> _Job_
Reproduce the material below verbatim, starting at its first line and stopping after the line that contains "bar-czech-republic xyxy=(160,85,624,100)", with both of those lines included.

▶

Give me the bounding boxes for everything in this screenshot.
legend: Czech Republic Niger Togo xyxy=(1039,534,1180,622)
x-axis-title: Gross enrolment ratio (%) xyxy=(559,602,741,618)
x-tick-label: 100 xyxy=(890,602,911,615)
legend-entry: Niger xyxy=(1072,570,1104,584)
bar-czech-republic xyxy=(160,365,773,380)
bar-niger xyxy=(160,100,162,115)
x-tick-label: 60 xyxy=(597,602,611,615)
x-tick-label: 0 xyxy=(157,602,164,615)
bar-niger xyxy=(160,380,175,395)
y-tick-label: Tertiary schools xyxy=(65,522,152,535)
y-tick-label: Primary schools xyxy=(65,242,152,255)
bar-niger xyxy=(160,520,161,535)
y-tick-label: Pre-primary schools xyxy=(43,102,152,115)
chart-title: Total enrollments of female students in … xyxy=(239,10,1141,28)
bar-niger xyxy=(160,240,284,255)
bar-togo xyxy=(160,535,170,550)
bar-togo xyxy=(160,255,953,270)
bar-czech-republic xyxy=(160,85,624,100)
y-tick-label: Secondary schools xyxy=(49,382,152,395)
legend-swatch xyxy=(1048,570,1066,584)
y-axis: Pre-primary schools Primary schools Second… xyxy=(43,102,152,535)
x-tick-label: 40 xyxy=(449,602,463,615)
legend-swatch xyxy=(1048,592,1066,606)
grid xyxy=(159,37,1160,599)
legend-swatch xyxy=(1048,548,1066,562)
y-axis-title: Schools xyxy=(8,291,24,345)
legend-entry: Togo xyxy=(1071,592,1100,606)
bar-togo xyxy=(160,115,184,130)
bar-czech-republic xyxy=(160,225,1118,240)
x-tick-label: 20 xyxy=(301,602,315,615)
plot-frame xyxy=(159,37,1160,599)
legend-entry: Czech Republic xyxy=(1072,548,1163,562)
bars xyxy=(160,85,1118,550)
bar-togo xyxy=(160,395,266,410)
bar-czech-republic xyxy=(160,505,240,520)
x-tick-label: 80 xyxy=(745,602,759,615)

◀

> _Finished answer_
Give me the bounding boxes for everything in this screenshot.
legend: Czech Republic Niger Togo xyxy=(1039,534,1180,622)
x-axis-title: Gross enrolment ratio (%) xyxy=(559,602,741,618)
x-tick-label: 100 xyxy=(890,602,911,615)
legend-entry: Niger xyxy=(1072,570,1104,584)
bar-czech-republic xyxy=(160,365,773,380)
bar-niger xyxy=(160,100,162,115)
x-tick-label: 60 xyxy=(597,602,611,615)
x-tick-label: 0 xyxy=(157,602,164,615)
bar-niger xyxy=(160,380,175,395)
y-tick-label: Tertiary schools xyxy=(65,522,152,535)
y-tick-label: Primary schools xyxy=(65,242,152,255)
bar-niger xyxy=(160,520,161,535)
y-tick-label: Pre-primary schools xyxy=(43,102,152,115)
chart-title: Total enrollments of female students in … xyxy=(239,10,1141,28)
bar-niger xyxy=(160,240,284,255)
bar-togo xyxy=(160,535,170,550)
bar-togo xyxy=(160,255,953,270)
bar-czech-republic xyxy=(160,85,624,100)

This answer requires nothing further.